> **Problem statement**
Include in the output the line containing "Read out every word on this page." and each subsequent line of the records, through the end, transcribed exactly. Add nothing else.

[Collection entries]
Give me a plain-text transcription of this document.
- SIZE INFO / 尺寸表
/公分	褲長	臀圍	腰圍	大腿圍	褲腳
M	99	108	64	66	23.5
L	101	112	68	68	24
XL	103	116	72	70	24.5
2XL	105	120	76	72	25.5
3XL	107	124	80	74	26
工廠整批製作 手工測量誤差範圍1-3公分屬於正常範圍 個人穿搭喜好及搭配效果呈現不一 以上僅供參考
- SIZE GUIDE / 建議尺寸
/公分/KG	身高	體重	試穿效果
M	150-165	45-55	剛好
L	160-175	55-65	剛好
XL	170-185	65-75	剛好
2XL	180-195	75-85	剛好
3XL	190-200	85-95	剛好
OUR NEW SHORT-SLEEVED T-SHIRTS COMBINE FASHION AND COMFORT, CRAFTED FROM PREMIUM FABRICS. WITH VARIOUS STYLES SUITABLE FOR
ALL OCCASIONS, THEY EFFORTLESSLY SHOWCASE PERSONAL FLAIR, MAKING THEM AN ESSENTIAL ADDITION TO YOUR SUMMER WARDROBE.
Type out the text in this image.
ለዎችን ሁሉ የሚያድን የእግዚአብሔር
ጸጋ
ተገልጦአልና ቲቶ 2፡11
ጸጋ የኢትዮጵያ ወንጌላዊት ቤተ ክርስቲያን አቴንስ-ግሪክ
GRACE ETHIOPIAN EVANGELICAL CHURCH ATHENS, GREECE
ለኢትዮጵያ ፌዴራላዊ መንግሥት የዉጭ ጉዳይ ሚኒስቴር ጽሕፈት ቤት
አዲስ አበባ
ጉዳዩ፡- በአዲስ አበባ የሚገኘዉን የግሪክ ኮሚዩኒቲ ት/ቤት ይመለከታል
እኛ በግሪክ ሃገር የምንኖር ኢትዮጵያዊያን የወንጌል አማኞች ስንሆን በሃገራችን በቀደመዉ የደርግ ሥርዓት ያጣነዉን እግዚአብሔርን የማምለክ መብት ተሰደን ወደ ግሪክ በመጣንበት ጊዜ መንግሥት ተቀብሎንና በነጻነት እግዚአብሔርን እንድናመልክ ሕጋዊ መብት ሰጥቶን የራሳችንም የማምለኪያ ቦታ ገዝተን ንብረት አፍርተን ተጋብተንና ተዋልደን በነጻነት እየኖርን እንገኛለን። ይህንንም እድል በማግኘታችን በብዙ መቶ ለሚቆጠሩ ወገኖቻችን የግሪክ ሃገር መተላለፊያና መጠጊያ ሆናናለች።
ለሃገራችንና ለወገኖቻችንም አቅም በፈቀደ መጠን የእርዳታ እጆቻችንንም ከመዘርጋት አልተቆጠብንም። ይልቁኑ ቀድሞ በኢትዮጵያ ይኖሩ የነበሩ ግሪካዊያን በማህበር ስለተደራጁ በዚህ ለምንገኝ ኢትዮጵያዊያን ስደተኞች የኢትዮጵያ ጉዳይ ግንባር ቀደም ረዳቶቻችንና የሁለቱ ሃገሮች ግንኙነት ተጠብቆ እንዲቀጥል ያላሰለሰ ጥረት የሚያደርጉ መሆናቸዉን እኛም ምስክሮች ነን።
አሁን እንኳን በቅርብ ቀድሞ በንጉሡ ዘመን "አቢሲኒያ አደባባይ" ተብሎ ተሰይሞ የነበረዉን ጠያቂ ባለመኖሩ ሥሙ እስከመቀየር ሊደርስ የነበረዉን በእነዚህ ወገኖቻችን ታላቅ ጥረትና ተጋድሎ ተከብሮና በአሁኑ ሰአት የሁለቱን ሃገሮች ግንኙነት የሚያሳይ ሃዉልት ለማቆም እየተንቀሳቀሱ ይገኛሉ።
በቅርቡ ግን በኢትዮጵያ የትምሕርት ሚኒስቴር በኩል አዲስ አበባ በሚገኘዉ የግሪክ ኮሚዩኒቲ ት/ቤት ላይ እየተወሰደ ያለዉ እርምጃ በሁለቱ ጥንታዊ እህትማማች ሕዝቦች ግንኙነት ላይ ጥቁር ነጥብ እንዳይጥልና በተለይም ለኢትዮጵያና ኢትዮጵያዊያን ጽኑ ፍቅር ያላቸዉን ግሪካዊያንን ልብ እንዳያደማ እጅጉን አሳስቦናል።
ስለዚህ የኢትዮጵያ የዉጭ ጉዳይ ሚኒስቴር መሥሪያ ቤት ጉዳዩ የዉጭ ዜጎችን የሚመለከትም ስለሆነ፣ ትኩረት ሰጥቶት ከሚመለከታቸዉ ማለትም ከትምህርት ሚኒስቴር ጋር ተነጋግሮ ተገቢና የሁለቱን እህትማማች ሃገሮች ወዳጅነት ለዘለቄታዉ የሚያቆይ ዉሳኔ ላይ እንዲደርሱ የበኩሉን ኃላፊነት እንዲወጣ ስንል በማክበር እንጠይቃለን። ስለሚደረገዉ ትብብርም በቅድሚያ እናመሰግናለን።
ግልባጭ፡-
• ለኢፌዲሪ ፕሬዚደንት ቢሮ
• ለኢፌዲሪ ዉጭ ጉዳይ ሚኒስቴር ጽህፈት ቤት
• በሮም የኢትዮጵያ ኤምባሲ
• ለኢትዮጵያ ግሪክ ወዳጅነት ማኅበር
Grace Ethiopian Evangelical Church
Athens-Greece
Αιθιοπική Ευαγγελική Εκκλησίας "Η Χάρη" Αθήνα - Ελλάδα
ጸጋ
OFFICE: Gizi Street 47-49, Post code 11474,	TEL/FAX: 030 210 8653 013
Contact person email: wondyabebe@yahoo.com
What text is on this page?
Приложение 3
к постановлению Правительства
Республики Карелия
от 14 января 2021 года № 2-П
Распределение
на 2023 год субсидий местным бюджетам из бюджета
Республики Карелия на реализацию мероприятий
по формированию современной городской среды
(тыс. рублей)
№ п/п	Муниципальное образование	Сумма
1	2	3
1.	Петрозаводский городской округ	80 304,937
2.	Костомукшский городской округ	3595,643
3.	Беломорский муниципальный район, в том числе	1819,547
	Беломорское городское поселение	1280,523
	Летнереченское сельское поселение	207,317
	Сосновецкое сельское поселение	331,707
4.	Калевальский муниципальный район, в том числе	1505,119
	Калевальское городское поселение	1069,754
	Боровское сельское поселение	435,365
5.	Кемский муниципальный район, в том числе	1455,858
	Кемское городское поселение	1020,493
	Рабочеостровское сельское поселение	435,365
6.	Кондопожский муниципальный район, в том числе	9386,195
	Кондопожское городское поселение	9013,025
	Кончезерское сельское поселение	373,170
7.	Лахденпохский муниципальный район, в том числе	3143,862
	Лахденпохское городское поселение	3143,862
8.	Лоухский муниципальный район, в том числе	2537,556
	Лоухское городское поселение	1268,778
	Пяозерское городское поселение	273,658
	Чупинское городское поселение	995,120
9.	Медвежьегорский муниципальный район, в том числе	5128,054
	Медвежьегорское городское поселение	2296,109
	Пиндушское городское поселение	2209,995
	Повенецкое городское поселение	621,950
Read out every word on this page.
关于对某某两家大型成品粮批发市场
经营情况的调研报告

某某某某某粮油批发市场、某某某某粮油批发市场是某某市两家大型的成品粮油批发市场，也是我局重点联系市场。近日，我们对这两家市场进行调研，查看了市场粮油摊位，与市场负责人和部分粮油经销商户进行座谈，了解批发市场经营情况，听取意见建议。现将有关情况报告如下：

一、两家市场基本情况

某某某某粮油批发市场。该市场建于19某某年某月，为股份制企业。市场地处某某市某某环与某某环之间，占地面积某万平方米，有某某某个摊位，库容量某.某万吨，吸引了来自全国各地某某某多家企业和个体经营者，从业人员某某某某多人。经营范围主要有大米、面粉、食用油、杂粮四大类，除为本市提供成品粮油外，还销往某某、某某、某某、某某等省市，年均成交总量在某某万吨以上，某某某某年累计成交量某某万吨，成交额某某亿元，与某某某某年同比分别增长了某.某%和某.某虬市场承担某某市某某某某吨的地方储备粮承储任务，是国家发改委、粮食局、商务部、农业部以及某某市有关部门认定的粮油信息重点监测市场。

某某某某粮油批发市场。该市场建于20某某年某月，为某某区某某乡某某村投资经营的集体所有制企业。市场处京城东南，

> **Result for this exercise**
Read out every word on this page.
关于对某某两家大型成品粮批发市场
经营情况的调研报告

某某某某某粮油批发市场、某某某某粮油批发市场是某某市两家大型的成品粮油批发市场，也是我局重点联系市场。近日，我们对这两家市场进行调研，查看了市场粮油摊位，与市场负责人和部分粮油经销商户进行座谈，了解批发市场经营情况，听取意见建议。现将有关情况报告如下：

一、两家市场基本情况

某某某某粮油批发市场。该市场建于19某某年某月，为股份制企业。市场地处某某市某某环与某某环之间，占地面积某万平方米，有某某某个摊位，库容量某.某万吨，吸引了来自全国各地某某某多家企业和个体经营者，从业人员某某某某多人。经营范围主要有大米、面粉、食用油、杂粮四大类，除为本市提供成品粮油外，还销往某某、某某、某某、某某等省市，年均成交总量在某某万吨以上，某某某某年累计成交量某某万吨，成交额某某亿元，与某某某某年同比分别增长了某.某%和某.某虬市场承担某某市某某某某吨的地方储备粮承储任务，是国家发改委、粮食局、商务部、农业部以及某某市有关部门认定的粮油信息重点监测市场。

某某某某粮油批发市场。该市场建于20某某年某月，为某某区某某乡某某村投资经营的集体所有制企业。市场处京城东南，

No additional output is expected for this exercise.